▶ _Data records_
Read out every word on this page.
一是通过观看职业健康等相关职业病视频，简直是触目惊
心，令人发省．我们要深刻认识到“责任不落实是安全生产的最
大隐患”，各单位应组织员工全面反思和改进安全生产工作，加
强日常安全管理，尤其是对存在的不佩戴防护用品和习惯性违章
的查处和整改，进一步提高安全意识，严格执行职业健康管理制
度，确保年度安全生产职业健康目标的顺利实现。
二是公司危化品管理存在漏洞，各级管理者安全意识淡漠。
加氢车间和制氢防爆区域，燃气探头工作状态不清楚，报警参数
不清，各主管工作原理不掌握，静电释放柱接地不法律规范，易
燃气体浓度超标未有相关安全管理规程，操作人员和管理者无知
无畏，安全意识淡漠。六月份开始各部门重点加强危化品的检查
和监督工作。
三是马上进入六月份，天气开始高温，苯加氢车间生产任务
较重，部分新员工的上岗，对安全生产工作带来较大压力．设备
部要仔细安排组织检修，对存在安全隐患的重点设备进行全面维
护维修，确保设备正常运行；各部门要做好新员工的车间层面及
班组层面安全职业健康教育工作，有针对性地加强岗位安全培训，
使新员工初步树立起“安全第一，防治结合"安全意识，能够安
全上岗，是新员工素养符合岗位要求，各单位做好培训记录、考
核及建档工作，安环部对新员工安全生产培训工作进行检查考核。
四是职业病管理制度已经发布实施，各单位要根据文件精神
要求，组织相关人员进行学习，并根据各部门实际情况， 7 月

▶ _EXERCISE DESCRIPTION_
Please quote every record above exactly as it appears.

▶ _ANSWER FOR THIS EXERCISE_
Read out every word on this page.
一是通过观看职业健康等相关职业病视频，简直是触目惊
心，令人发省．我们要深刻认识到“责任不落实是安全生产的最
大隐患”，各单位应组织员工全面反思和改进安全生产工作，加
强日常安全管理，尤其是对存在的不佩戴防护用品和习惯性违章
的查处和整改，进一步提高安全意识，严格执行职业健康管理制
度，确保年度安全生产职业健康目标的顺利实现。
二是公司危化品管理存在漏洞，各级管理者安全意识淡漠。
加氢车间和制氢防爆区域，燃气探头工作状态不清楚，报警参数
不清，各主管工作原理不掌握，静电释放柱接地不法律规范，易
燃气体浓度超标未有相关安全管理规程，操作人员和管理者无知
无畏，安全意识淡漠。六月份开始各部门重点加强危化品的检查
和监督工作。
三是马上进入六月份，天气开始高温，苯加氢车间生产任务
较重，部分新员工的上岗，对安全生产工作带来较大压力．设备
部要仔细安排组织检修，对存在安全隐患的重点设备进行全面维
护维修，确保设备正常运行；各部门要做好新员工的车间层面及
班组层面安全职业健康教育工作，有针对性地加强岗位安全培训，
使新员工初步树立起“安全第一，防治结合"安全意识，能够安
全上岗，是新员工素养符合岗位要求，各单位做好培训记录、考
核及建档工作，安环部对新员工安全生产培训工作进行检查考核。
四是职业病管理制度已经发布实施，各单位要根据文件精神
要求，组织相关人员进行学习，并根据各部门实际情况， 7 月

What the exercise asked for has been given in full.